Task prompt:
Take each line that has the word "Heading" and return it.

Figure dataset records

----

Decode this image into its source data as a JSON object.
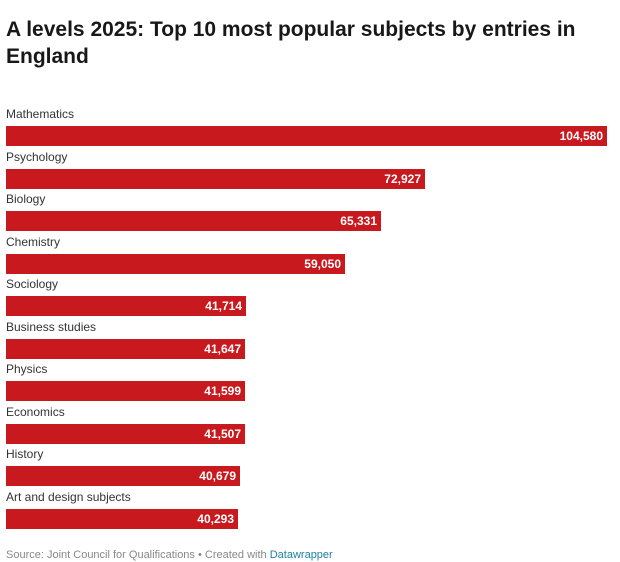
{
  "chart_data": {
    "type": "bar",
    "orientation": "horizontal",
    "title": "A levels 2025: Top 10 most popular subjects by entries in England",
    "categories": [
      "Mathematics",
      "Psychology",
      "Biology",
      "Chemistry",
      "Sociology",
      "Business studies",
      "Physics",
      "Economics",
      "History",
      "Art and design subjects"
    ],
    "values": [
      104580,
      72927,
      65331,
      59050,
      41714,
      41647,
      41599,
      41507,
      40679,
      40293
    ],
    "value_labels": [
      "104,580",
      "72,927",
      "65,331",
      "59,050",
      "41,714",
      "41,647",
      "41,599",
      "41,507",
      "40,679",
      "40,293"
    ],
    "xlim": [
      0,
      104580
    ],
    "xlabel": "",
    "ylabel": "",
    "grid": false,
    "bar_color": "#c8191e"
  },
  "footer": {
    "source": "Source: Joint Council for Qualifications",
    "separator": " • ",
    "created_with": "Created with",
    "tool": "Datawrapper"
  }
}
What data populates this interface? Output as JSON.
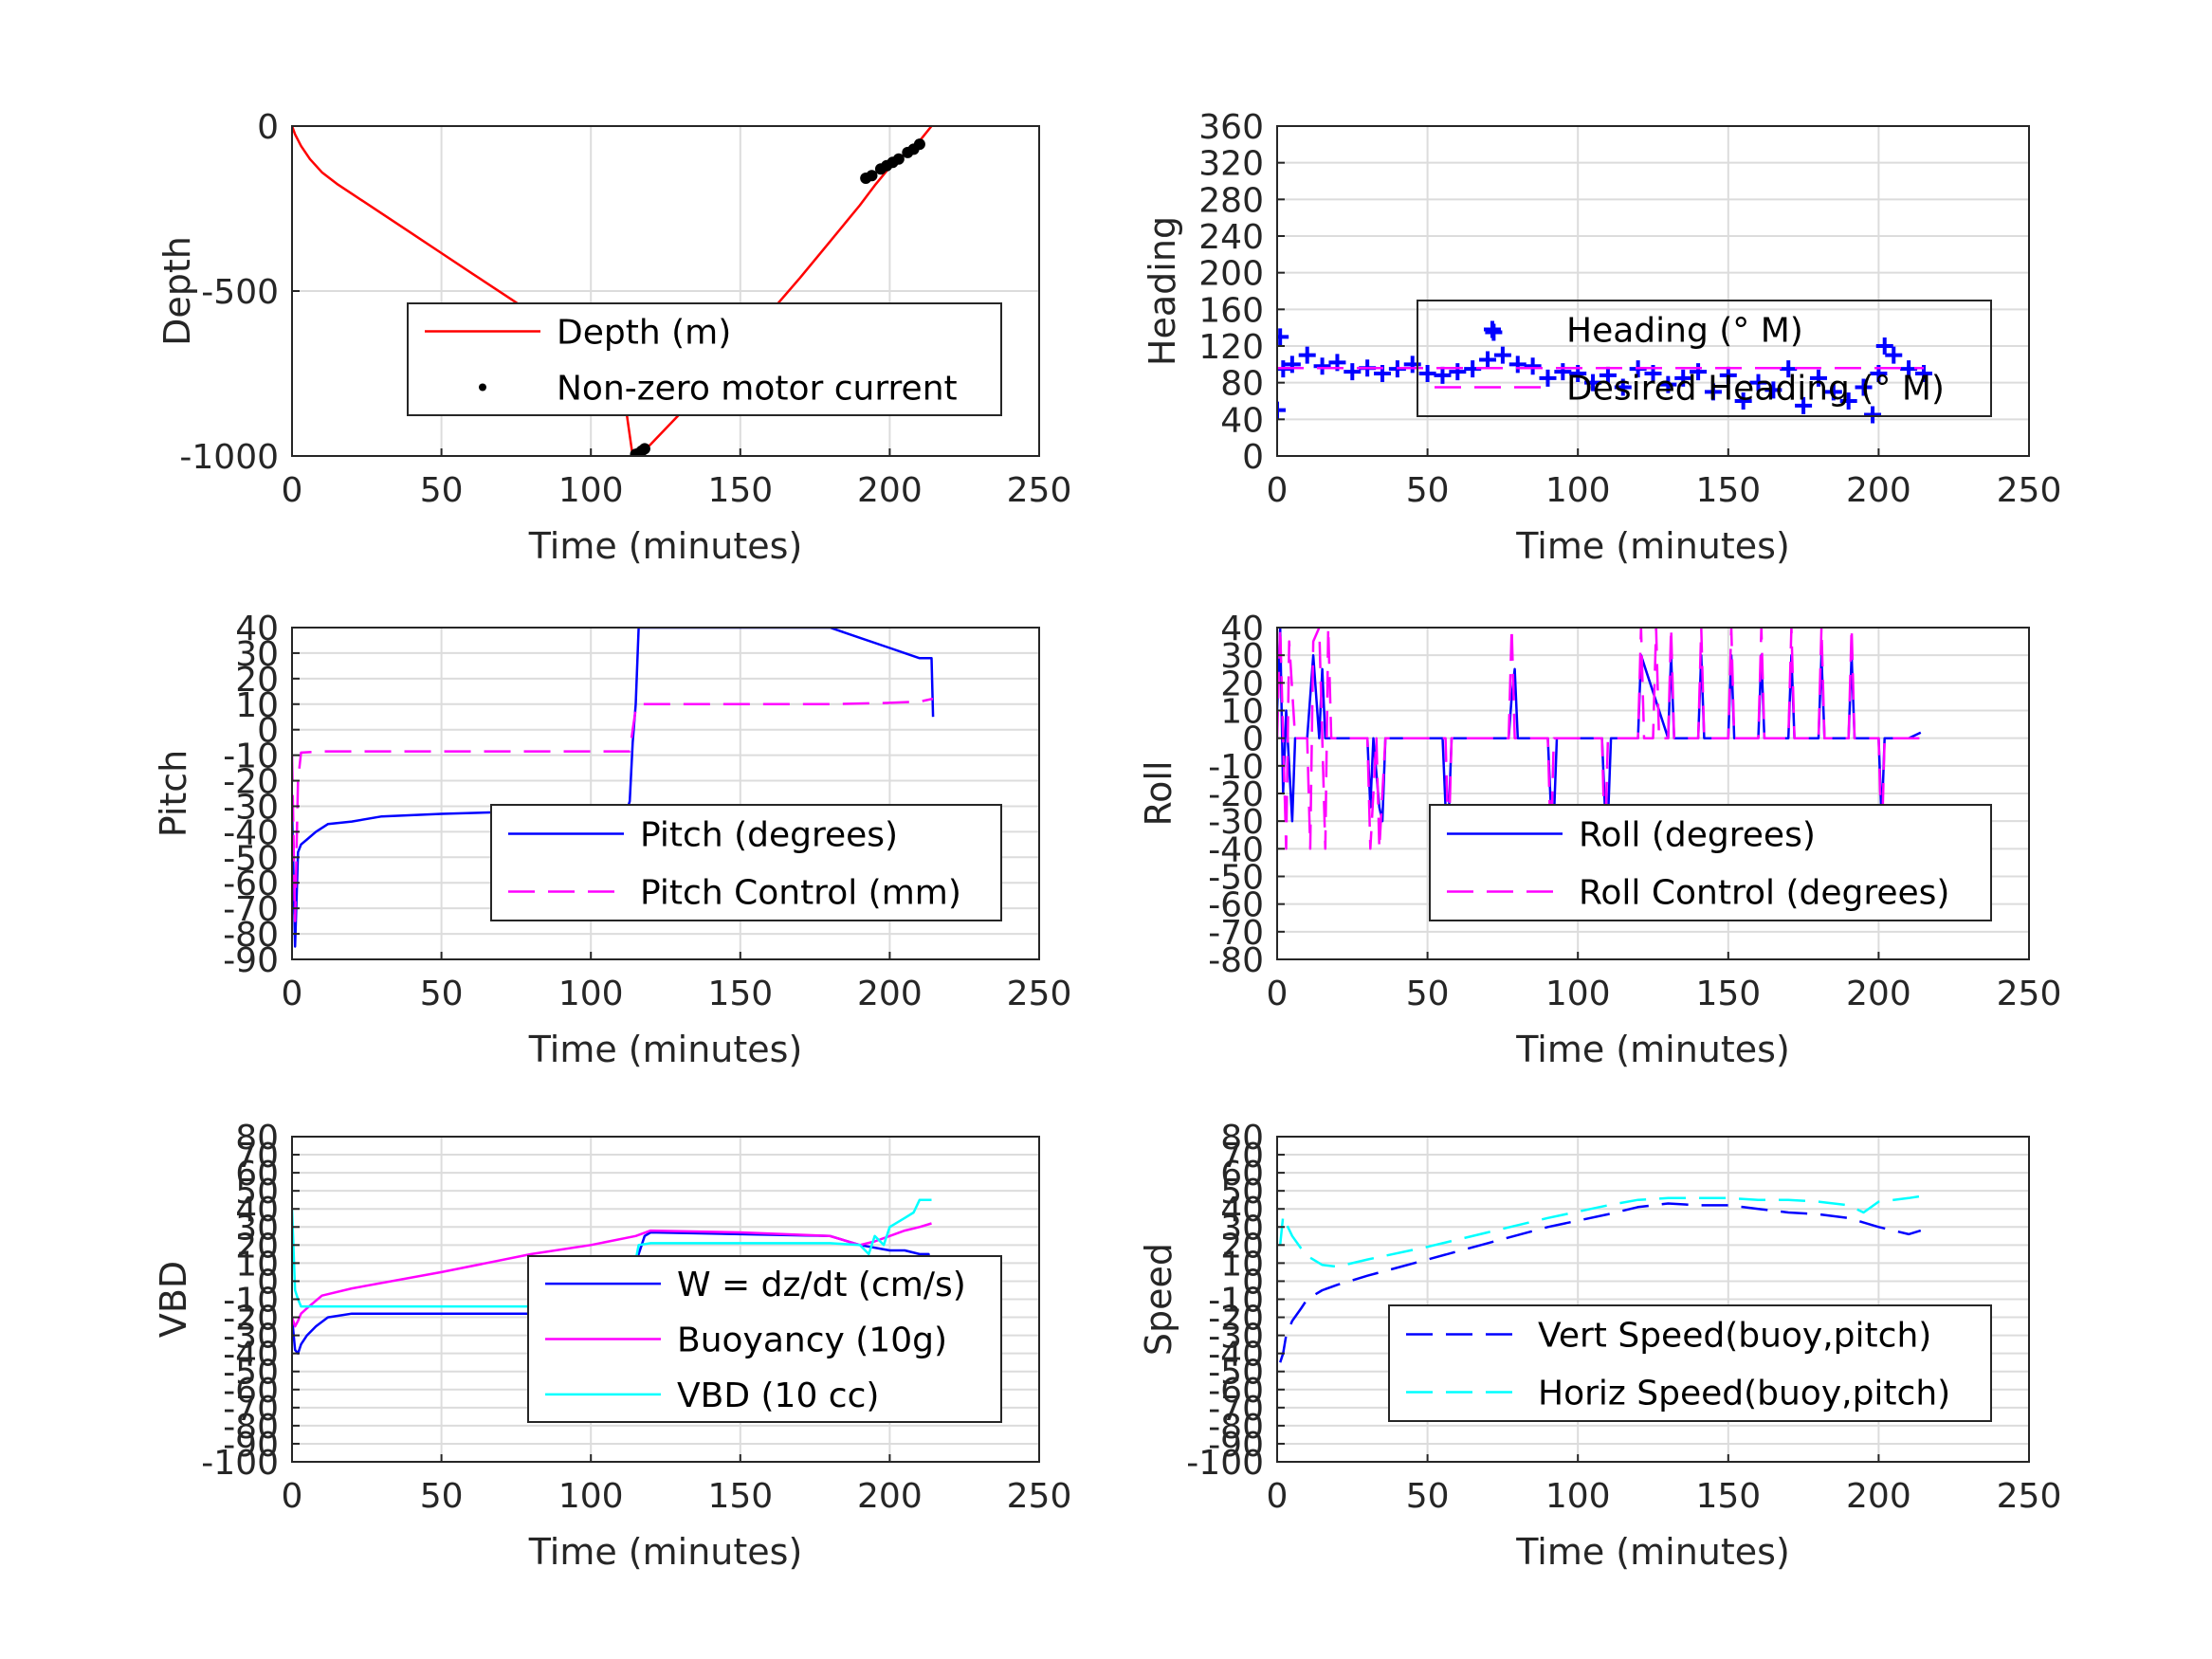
{
  "chart_data": [
    {
      "type": "line",
      "xlabel": "Time (minutes)",
      "ylabel": "Depth",
      "xlim": [
        0,
        250
      ],
      "ylim": [
        -1000,
        0
      ],
      "xticks": [
        "0",
        "50",
        "100",
        "150",
        "200",
        "250"
      ],
      "yticks": [
        -1000,
        -500,
        0
      ],
      "grid": true,
      "legend_position": "center-right",
      "series": [
        {
          "name": "Depth (m)",
          "color": "#ff0000",
          "style": "solid",
          "x": [
            0,
            1,
            3,
            6,
            10,
            15,
            20,
            30,
            40,
            50,
            60,
            70,
            80,
            90,
            100,
            110,
            114,
            116,
            118,
            120,
            130,
            140,
            150,
            160,
            170,
            180,
            190,
            195,
            200,
            205,
            210,
            214
          ],
          "y": [
            0,
            -25,
            -60,
            -100,
            -140,
            -175,
            -205,
            -265,
            -325,
            -385,
            -445,
            -505,
            -565,
            -625,
            -685,
            -745,
            -1000,
            -995,
            -980,
            -965,
            -870,
            -770,
            -670,
            -565,
            -460,
            -350,
            -240,
            -180,
            -125,
            -85,
            -45,
            0
          ]
        },
        {
          "name": "Non-zero motor current",
          "color": "#000000",
          "style": "markers",
          "x": [
            115,
            116,
            117,
            118,
            192,
            194,
            197,
            199,
            201,
            203,
            206,
            208,
            210
          ],
          "y": [
            -995,
            -992,
            -985,
            -978,
            -158,
            -150,
            -130,
            -120,
            -110,
            -100,
            -80,
            -70,
            -55
          ]
        }
      ]
    },
    {
      "type": "scatter",
      "xlabel": "Time (minutes)",
      "ylabel": "Heading",
      "xlim": [
        0,
        250
      ],
      "ylim": [
        0,
        360
      ],
      "xticks": [
        "0",
        "50",
        "100",
        "150",
        "200",
        "250"
      ],
      "yticks": [
        "0",
        "40",
        "80",
        "120",
        "160",
        "200",
        "240",
        "280",
        "320",
        "360"
      ],
      "grid": true,
      "legend_position": "center-right",
      "series": [
        {
          "name": "Heading (° M)",
          "color": "#0000ff",
          "style": "plus-markers",
          "x": [
            0,
            1,
            2,
            5,
            10,
            15,
            20,
            25,
            30,
            35,
            40,
            45,
            50,
            55,
            60,
            65,
            70,
            72,
            75,
            80,
            85,
            90,
            95,
            100,
            105,
            110,
            115,
            120,
            125,
            130,
            135,
            140,
            145,
            150,
            155,
            160,
            165,
            170,
            175,
            180,
            185,
            190,
            195,
            198,
            200,
            202,
            205,
            210,
            215
          ],
          "y": [
            50,
            130,
            95,
            100,
            110,
            98,
            102,
            92,
            96,
            90,
            95,
            100,
            90,
            88,
            92,
            95,
            105,
            135,
            110,
            100,
            98,
            85,
            92,
            90,
            80,
            88,
            75,
            95,
            90,
            78,
            85,
            92,
            70,
            88,
            60,
            80,
            72,
            95,
            55,
            85,
            70,
            60,
            75,
            45,
            90,
            120,
            110,
            95,
            90
          ]
        },
        {
          "name": "Desired Heading (° M)",
          "color": "#ff00ff",
          "style": "dashed",
          "x": [
            0,
            215
          ],
          "y": [
            96,
            96
          ]
        }
      ]
    },
    {
      "type": "line",
      "xlabel": "Time (minutes)",
      "ylabel": "Pitch",
      "xlim": [
        0,
        250
      ],
      "ylim": [
        -90,
        40
      ],
      "xticks": [
        "0",
        "50",
        "100",
        "150",
        "200",
        "250"
      ],
      "yticks": [
        "-90",
        "-80",
        "-70",
        "-60",
        "-50",
        "-40",
        "-30",
        "-20",
        "-10",
        "0",
        "10",
        "20",
        "30",
        "40"
      ],
      "grid": true,
      "legend_position": "center-right",
      "series": [
        {
          "name": "Pitch (degrees)",
          "color": "#0000ff",
          "style": "solid",
          "x": [
            0,
            1,
            2,
            3,
            5,
            8,
            12,
            20,
            30,
            50,
            80,
            100,
            112,
            113,
            114,
            115,
            116,
            120,
            140,
            160,
            180,
            190,
            200,
            205,
            210,
            214,
            214.5
          ],
          "y": [
            -30,
            -85,
            -48,
            -45,
            -43,
            -40,
            -37,
            -36,
            -34,
            -33,
            -32,
            -32,
            -32,
            -28,
            -5,
            10,
            40,
            40,
            40,
            40,
            40,
            36,
            32,
            30,
            28,
            28,
            5
          ]
        },
        {
          "name": "Pitch Control (mm)",
          "color": "#ff00ff",
          "style": "dashed",
          "x": [
            0,
            1,
            2,
            3,
            10,
            50,
            100,
            113,
            114,
            115,
            116,
            120,
            150,
            180,
            200,
            210,
            214,
            214.5
          ],
          "y": [
            -10,
            -75,
            -20,
            -9,
            -8.5,
            -8.5,
            -8.5,
            -8.5,
            0,
            8,
            10,
            10,
            10,
            10,
            10.5,
            11,
            12,
            12
          ]
        }
      ]
    },
    {
      "type": "line",
      "xlabel": "Time (minutes)",
      "ylabel": "Roll",
      "xlim": [
        0,
        250
      ],
      "ylim": [
        -80,
        40
      ],
      "xticks": [
        "0",
        "50",
        "100",
        "150",
        "200",
        "250"
      ],
      "yticks": [
        "-80",
        "-70",
        "-60",
        "-50",
        "-40",
        "-30",
        "-20",
        "-10",
        "0",
        "10",
        "20",
        "30",
        "40"
      ],
      "grid": true,
      "legend_position": "center-right",
      "series": [
        {
          "name": "Roll (degrees)",
          "color": "#0000ff",
          "style": "solid",
          "x": [
            0,
            1,
            2,
            3,
            5,
            6,
            10,
            12,
            14,
            15,
            16,
            17,
            18,
            20,
            30,
            31,
            32,
            34,
            35,
            36,
            50,
            55,
            56,
            57,
            58,
            60,
            77,
            78,
            79,
            80,
            90,
            91,
            92,
            93,
            100,
            108,
            109,
            110,
            111,
            120,
            121,
            130,
            131,
            132,
            140,
            141,
            142,
            150,
            151,
            152,
            160,
            161,
            162,
            170,
            171,
            172,
            180,
            181,
            182,
            190,
            191,
            192,
            200,
            201,
            202,
            203,
            210,
            214
          ],
          "y": [
            10,
            40,
            -20,
            10,
            -30,
            0,
            0,
            30,
            0,
            25,
            0,
            0,
            0,
            0,
            0,
            -25,
            0,
            -25,
            -30,
            0,
            0,
            0,
            -25,
            -30,
            0,
            0,
            0,
            15,
            25,
            0,
            0,
            -25,
            -30,
            0,
            0,
            0,
            -25,
            -30,
            0,
            0,
            30,
            0,
            30,
            0,
            0,
            30,
            0,
            0,
            30,
            0,
            0,
            30,
            0,
            0,
            30,
            0,
            0,
            30,
            0,
            0,
            30,
            0,
            0,
            -30,
            0,
            0,
            0,
            2
          ]
        },
        {
          "name": "Roll Control (degrees)",
          "color": "#ff00ff",
          "style": "dashed",
          "x": [
            0,
            1,
            3,
            4,
            6,
            10,
            11,
            12,
            14,
            16,
            17,
            18,
            30,
            31,
            33,
            34,
            36,
            37,
            56,
            57,
            58,
            77,
            78,
            79,
            90,
            91,
            92,
            108,
            109,
            110,
            120,
            121,
            122,
            125,
            126,
            127,
            130,
            131,
            132,
            140,
            141,
            142,
            150,
            151,
            152,
            160,
            161,
            162,
            170,
            171,
            172,
            180,
            181,
            182,
            190,
            191,
            192,
            200,
            201,
            202,
            203,
            214
          ],
          "y": [
            0,
            40,
            -40,
            35,
            0,
            0,
            -40,
            35,
            40,
            -40,
            40,
            0,
            0,
            -40,
            0,
            -40,
            0,
            0,
            0,
            -40,
            0,
            0,
            40,
            0,
            0,
            -40,
            0,
            0,
            -40,
            0,
            0,
            40,
            0,
            0,
            40,
            0,
            0,
            40,
            0,
            0,
            40,
            0,
            0,
            40,
            0,
            0,
            40,
            0,
            0,
            40,
            0,
            0,
            40,
            0,
            0,
            40,
            0,
            0,
            -40,
            0,
            0,
            0
          ]
        }
      ]
    },
    {
      "type": "line",
      "xlabel": "Time (minutes)",
      "ylabel": "VBD",
      "xlim": [
        0,
        250
      ],
      "ylim": [
        -100,
        80
      ],
      "xticks": [
        "0",
        "50",
        "100",
        "150",
        "200",
        "250"
      ],
      "yticks": [
        "-100",
        "-90",
        "-80",
        "-70",
        "-60",
        "-50",
        "-40",
        "-30",
        "-20",
        "-10",
        "0",
        "10",
        "20",
        "30",
        "40",
        "50",
        "60",
        "70",
        "80"
      ],
      "grid": true,
      "legend_position": "center-right",
      "series": [
        {
          "name": "W = dz/dt (cm/s)",
          "color": "#0000ff",
          "style": "solid",
          "x": [
            0,
            1,
            2,
            3,
            5,
            8,
            12,
            20,
            50,
            80,
            100,
            112,
            113,
            114,
            116,
            118,
            120,
            150,
            180,
            190,
            200,
            205,
            210,
            213,
            214
          ],
          "y": [
            -20,
            -38,
            -40,
            -35,
            -30,
            -25,
            -20,
            -18,
            -18,
            -18,
            -17,
            -17,
            -12,
            0,
            15,
            25,
            27,
            26,
            25,
            20,
            17,
            17,
            15,
            15,
            0
          ]
        },
        {
          "name": "Buoyancy (10g)",
          "color": "#ff00ff",
          "style": "solid",
          "x": [
            0,
            1,
            2,
            3,
            5,
            10,
            20,
            50,
            80,
            100,
            115,
            120,
            150,
            180,
            190,
            195,
            200,
            205,
            210,
            214
          ],
          "y": [
            -20,
            -25,
            -22,
            -18,
            -15,
            -8,
            -4,
            5,
            15,
            20,
            25,
            28,
            27,
            25,
            20,
            22,
            25,
            28,
            30,
            32
          ]
        },
        {
          "name": "VBD (10 cc)",
          "color": "#00ffff",
          "style": "solid",
          "x": [
            0,
            1,
            2,
            3,
            5,
            10,
            50,
            100,
            112,
            116,
            120,
            150,
            180,
            190,
            193,
            195,
            198,
            200,
            205,
            208,
            210,
            214
          ],
          "y": [
            40,
            -5,
            -10,
            -14,
            -14,
            -14,
            -14,
            -14,
            -14,
            20,
            21,
            21,
            21,
            20,
            15,
            25,
            20,
            30,
            35,
            38,
            45,
            45
          ]
        }
      ]
    },
    {
      "type": "line",
      "xlabel": "Time (minutes)",
      "ylabel": "Speed",
      "xlim": [
        0,
        250
      ],
      "ylim": [
        -100,
        80
      ],
      "xticks": [
        "0",
        "50",
        "100",
        "150",
        "200",
        "250"
      ],
      "yticks": [
        "-100",
        "-90",
        "-80",
        "-70",
        "-60",
        "-50",
        "-40",
        "-30",
        "-20",
        "-10",
        "0",
        "10",
        "20",
        "30",
        "40",
        "50",
        "60",
        "70",
        "80"
      ],
      "grid": true,
      "legend_position": "lower-right",
      "series": [
        {
          "name": "Vert Speed(buoy,pitch)",
          "color": "#0000ff",
          "style": "dashed",
          "x": [
            1,
            2,
            3,
            5,
            8,
            10,
            15,
            20,
            30,
            50,
            70,
            90,
            110,
            120,
            130,
            140,
            150,
            160,
            170,
            180,
            190,
            200,
            205,
            210,
            214
          ],
          "y": [
            -45,
            -40,
            -30,
            -22,
            -15,
            -10,
            -5,
            -2,
            3,
            12,
            21,
            30,
            37,
            41,
            43,
            42,
            42,
            40,
            38,
            37,
            35,
            30,
            28,
            26,
            28
          ]
        },
        {
          "name": "Horiz Speed(buoy,pitch)",
          "color": "#00ffff",
          "style": "dashed",
          "x": [
            1,
            2,
            3,
            5,
            8,
            10,
            15,
            20,
            30,
            50,
            70,
            90,
            110,
            120,
            130,
            140,
            150,
            160,
            170,
            180,
            190,
            195,
            200,
            205,
            210,
            214
          ],
          "y": [
            20,
            36,
            32,
            25,
            18,
            14,
            9,
            8,
            12,
            19,
            27,
            35,
            42,
            45,
            46,
            46,
            46,
            45,
            45,
            44,
            42,
            38,
            44,
            45,
            46,
            47
          ]
        }
      ]
    }
  ]
}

----

Task solution:
      "ylabel": "Heading",
          "name": "Heading (° M)",
          "name": "Desired Heading (° M)",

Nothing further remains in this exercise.